/---

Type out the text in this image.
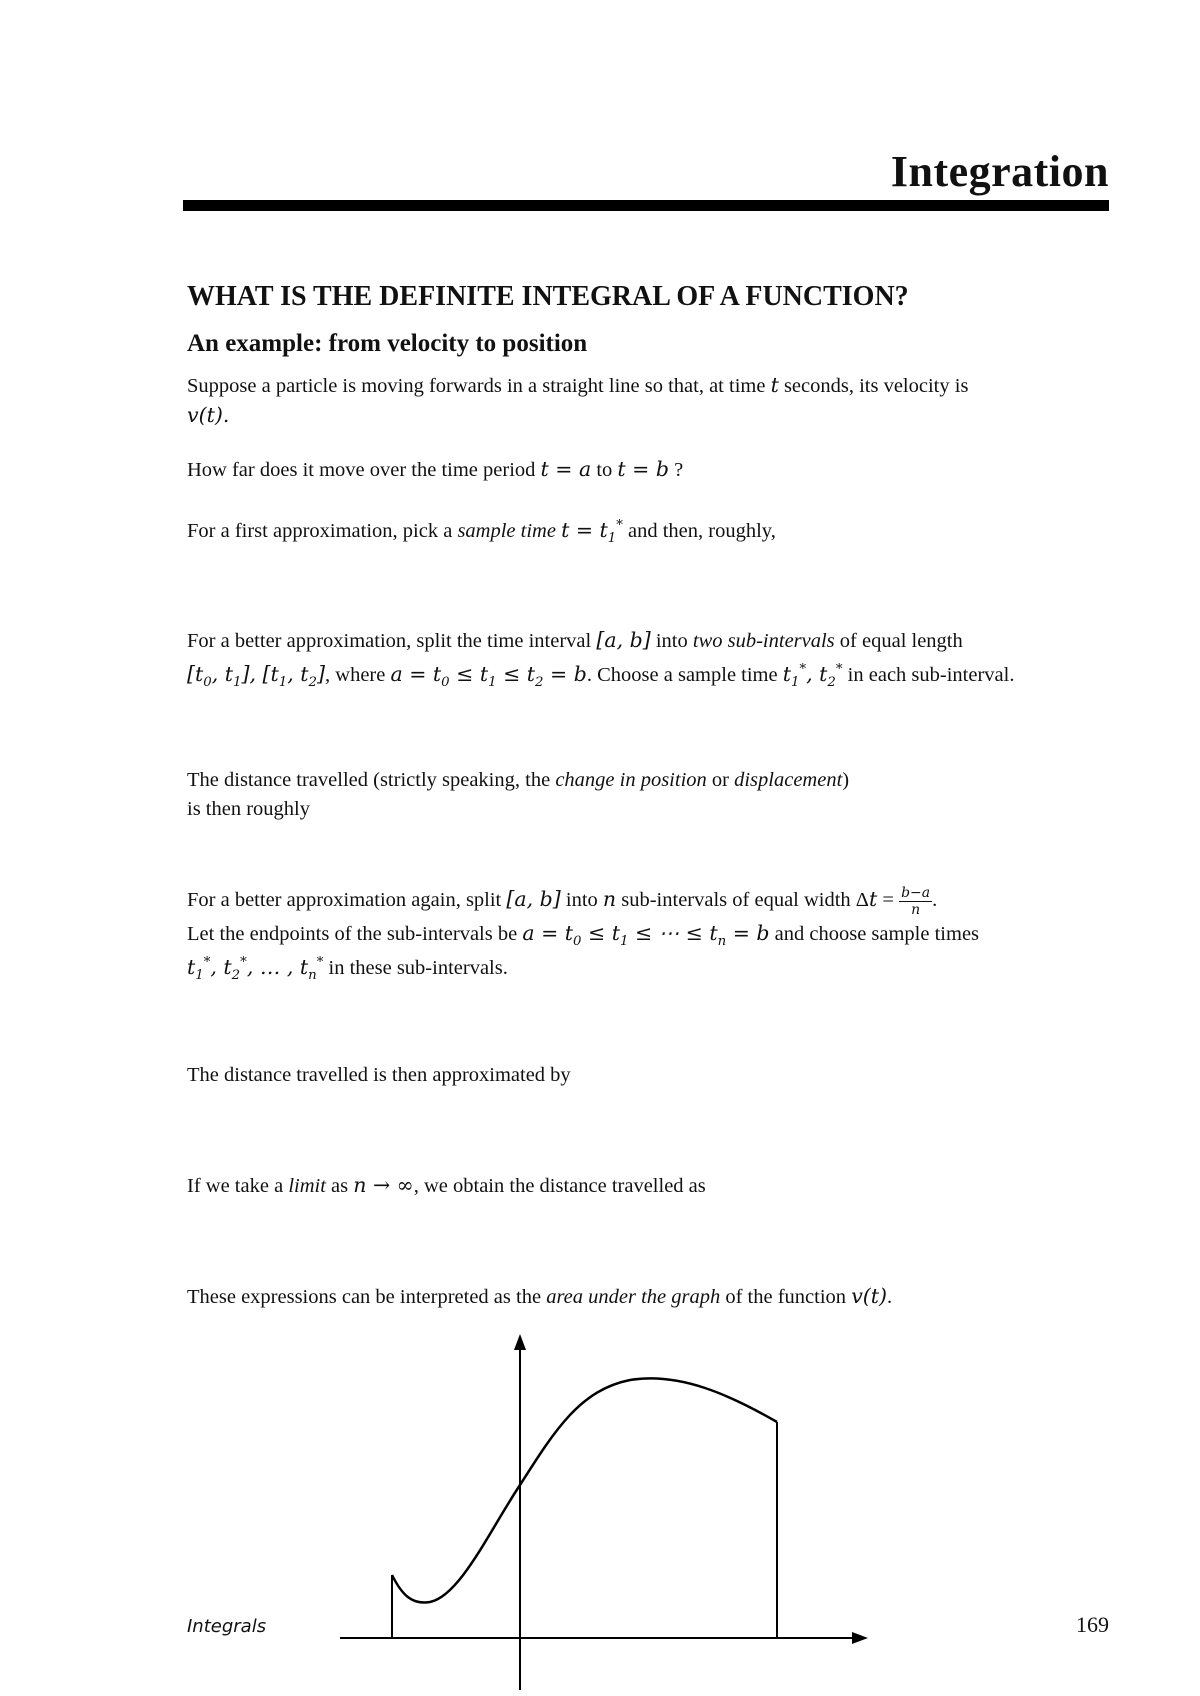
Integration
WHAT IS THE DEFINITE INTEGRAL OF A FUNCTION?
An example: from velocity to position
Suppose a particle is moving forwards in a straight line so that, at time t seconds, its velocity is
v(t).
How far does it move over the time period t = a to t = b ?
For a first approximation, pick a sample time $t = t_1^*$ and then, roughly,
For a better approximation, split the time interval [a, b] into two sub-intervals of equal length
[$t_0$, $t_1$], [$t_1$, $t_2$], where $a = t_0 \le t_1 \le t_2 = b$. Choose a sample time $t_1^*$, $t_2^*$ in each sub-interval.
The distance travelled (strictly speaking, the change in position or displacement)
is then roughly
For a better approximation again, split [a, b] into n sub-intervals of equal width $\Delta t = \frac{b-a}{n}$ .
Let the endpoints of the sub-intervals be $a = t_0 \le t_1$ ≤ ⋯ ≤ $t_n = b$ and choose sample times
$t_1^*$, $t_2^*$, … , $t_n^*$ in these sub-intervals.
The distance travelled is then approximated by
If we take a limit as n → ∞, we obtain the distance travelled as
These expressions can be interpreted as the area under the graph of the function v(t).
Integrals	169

\---

> _WHAT YOU WILL DO_
Strip out the pictures and quote the remaining data word for word.

> _SOLUTION FOR THIS TASK_
Type out the text in this image.
Integration
WHAT IS THE DEFINITE INTEGRAL OF A FUNCTION?
An example: from velocity to position
Suppose a particle is moving forwards in a straight line so that, at time t seconds, its velocity is
v(t).
How far does it move over the time period t = a to t = b ?
For a first approximation, pick a sample time $t = t_1^*$ and then, roughly,
For a better approximation, split the time interval [a, b] into two sub-intervals of equal length
[$t_0$, $t_1$], [$t_1$, $t_2$], where $a = t_0 \le t_1 \le t_2 = b$. Choose a sample time $t_1^*$, $t_2^*$ in each sub-interval.
The distance travelled (strictly speaking, the change in position or displacement)
is then roughly
For a better approximation again, split [a, b] into n sub-intervals of equal width $\Delta t = \frac{b-a}{n}$ .
Let the endpoints of the sub-intervals be $a = t_0 \le t_1$ ≤ ⋯ ≤ $t_n = b$ and choose sample times
$t_1^*$, $t_2^*$, … , $t_n^*$ in these sub-intervals.
The distance travelled is then approximated by
If we take a limit as n → ∞, we obtain the distance travelled as
These expressions can be interpreted as the area under the graph of the function v(t).
Integrals	169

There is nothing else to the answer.